┌────────

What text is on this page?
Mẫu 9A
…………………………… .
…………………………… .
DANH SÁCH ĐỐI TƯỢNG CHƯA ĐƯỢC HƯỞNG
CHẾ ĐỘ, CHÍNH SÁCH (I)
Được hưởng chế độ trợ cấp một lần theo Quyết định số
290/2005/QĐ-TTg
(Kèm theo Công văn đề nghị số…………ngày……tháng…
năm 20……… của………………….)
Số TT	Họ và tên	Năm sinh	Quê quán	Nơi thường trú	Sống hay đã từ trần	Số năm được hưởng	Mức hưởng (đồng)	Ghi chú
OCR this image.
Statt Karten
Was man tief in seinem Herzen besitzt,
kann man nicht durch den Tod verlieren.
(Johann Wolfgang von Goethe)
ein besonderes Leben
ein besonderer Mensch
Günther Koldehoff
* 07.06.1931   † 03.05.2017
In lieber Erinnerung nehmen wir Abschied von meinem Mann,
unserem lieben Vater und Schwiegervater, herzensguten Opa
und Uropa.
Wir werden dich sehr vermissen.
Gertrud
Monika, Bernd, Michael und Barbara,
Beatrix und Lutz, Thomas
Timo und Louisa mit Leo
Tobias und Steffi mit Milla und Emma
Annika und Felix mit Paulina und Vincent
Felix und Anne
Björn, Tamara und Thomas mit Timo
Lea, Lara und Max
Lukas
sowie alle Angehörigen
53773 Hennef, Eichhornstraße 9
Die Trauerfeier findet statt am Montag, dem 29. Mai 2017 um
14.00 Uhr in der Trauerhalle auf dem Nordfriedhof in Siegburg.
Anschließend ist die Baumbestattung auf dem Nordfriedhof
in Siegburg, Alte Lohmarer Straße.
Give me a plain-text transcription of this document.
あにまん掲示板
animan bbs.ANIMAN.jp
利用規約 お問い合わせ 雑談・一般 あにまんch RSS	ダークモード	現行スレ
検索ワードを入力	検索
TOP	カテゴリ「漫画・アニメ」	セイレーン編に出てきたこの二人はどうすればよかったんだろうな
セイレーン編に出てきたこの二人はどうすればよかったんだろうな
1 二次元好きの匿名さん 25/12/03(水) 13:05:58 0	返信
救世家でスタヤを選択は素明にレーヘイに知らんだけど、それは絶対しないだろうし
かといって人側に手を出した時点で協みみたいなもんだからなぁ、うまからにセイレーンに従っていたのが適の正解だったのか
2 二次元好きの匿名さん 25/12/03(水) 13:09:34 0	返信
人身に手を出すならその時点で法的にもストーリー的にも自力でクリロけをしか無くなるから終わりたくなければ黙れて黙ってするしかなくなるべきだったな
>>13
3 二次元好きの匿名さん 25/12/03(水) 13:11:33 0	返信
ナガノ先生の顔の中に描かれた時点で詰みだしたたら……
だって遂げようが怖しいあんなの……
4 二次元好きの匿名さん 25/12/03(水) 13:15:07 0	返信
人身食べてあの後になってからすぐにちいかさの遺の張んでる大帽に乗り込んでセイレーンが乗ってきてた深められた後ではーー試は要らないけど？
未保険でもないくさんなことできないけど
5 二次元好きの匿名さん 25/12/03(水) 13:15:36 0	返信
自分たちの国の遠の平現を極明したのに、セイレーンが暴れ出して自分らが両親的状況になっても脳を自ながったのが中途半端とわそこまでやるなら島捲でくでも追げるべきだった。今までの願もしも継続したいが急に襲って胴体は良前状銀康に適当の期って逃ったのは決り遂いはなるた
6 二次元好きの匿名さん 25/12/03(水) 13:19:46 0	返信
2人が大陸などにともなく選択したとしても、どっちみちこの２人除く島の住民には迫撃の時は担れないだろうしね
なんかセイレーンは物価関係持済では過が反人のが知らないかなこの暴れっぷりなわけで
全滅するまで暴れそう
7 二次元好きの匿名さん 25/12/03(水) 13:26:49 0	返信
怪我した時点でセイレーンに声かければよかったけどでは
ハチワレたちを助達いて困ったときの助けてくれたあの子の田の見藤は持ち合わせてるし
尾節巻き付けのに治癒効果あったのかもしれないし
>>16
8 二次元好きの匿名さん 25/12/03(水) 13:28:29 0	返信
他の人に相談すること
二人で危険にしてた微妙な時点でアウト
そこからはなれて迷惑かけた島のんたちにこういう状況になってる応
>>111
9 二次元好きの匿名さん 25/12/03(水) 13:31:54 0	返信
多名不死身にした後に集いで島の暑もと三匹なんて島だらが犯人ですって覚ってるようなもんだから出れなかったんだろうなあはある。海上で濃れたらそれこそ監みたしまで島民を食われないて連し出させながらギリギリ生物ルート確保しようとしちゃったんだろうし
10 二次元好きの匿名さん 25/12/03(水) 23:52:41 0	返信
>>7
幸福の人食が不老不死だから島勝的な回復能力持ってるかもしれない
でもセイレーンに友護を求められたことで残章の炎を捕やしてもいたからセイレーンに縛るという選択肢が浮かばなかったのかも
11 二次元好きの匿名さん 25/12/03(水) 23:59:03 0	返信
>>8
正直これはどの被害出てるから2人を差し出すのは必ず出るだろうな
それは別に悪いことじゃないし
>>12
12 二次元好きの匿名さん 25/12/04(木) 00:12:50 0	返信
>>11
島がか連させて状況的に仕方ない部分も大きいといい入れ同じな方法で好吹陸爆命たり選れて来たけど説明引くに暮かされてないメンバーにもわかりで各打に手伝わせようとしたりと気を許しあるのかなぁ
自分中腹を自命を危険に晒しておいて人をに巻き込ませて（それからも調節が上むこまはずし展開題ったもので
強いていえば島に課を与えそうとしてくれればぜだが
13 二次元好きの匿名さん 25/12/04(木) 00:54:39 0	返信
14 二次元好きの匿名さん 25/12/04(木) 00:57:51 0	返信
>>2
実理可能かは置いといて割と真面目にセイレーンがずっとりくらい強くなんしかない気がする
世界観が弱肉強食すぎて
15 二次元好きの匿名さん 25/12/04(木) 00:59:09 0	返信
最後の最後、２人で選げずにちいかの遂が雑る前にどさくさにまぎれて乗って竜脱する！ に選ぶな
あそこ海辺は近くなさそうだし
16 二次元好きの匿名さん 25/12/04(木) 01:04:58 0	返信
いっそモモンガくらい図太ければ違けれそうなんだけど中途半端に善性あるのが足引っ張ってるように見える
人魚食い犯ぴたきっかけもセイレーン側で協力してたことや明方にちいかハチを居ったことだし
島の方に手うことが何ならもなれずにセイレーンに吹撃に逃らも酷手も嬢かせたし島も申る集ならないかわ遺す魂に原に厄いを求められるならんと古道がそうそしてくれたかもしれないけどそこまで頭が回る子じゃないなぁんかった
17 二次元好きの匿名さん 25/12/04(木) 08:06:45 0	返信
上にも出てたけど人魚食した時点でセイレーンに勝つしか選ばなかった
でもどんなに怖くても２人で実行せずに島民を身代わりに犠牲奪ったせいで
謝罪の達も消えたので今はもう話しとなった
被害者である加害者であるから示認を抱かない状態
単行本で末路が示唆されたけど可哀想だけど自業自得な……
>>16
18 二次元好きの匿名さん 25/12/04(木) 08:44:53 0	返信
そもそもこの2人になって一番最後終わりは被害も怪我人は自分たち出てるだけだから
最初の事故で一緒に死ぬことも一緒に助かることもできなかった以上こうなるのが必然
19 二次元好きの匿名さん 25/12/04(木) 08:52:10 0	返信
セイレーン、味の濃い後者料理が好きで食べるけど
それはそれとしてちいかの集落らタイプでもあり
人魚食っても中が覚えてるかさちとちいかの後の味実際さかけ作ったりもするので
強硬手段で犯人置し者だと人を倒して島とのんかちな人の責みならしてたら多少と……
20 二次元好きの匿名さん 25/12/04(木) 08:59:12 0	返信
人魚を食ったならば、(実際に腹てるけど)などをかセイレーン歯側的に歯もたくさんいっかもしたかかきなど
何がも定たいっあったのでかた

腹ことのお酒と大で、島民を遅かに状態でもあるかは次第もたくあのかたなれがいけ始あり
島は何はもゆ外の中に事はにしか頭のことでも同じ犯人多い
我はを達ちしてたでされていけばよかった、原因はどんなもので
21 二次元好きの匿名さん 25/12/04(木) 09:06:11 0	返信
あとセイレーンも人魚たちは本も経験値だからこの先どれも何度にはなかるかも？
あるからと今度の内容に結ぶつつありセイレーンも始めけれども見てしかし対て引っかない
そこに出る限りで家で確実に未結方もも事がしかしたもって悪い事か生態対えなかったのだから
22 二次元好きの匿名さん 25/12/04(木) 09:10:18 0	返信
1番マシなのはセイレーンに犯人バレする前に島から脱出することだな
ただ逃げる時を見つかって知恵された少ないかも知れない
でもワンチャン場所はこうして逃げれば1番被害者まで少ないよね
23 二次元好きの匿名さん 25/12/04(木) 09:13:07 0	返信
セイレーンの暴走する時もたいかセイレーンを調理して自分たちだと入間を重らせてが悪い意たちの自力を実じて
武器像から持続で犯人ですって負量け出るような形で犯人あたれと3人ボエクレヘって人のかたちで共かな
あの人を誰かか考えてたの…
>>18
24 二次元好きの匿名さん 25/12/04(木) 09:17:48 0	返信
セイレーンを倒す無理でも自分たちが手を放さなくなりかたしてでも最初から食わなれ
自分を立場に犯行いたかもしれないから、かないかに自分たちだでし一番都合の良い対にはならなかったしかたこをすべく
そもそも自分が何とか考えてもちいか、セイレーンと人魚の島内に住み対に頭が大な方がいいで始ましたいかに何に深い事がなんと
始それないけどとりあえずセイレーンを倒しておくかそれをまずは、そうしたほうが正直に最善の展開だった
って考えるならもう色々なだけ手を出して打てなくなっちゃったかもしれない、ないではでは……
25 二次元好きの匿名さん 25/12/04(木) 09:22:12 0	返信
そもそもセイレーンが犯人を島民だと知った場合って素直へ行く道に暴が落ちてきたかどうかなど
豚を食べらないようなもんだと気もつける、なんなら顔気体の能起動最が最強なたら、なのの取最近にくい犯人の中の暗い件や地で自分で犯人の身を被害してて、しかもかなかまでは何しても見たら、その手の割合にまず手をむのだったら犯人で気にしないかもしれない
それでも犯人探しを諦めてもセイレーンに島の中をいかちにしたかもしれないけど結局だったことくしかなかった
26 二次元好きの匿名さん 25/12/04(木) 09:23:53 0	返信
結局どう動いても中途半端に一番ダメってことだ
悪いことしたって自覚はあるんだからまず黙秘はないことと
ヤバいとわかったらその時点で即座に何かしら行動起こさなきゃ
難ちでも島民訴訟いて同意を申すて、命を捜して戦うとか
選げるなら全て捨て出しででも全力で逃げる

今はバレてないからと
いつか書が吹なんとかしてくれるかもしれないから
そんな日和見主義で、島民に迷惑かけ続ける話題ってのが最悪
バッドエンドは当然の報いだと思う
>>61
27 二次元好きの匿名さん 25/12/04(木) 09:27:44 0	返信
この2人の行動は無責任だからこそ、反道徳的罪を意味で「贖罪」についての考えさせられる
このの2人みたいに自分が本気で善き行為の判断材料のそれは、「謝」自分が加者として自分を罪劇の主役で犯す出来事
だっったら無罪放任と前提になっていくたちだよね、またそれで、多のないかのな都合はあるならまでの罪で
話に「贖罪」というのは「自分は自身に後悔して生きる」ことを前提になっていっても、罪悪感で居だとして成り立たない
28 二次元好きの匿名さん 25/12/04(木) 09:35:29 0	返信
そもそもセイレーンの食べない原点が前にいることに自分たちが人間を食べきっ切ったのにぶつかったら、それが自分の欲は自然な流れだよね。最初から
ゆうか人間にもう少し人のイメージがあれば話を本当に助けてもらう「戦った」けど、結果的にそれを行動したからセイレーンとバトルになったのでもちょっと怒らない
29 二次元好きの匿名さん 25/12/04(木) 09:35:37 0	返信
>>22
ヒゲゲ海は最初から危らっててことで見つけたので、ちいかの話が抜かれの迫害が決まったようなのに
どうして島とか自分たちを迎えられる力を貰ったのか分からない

└────────

Spot every line that holds "theo" and copy it.

Được hưởng chế độ trợ cấp một lần theo Quyết định số
(Kèm theo Công văn đề nghị số…………ngày……tháng…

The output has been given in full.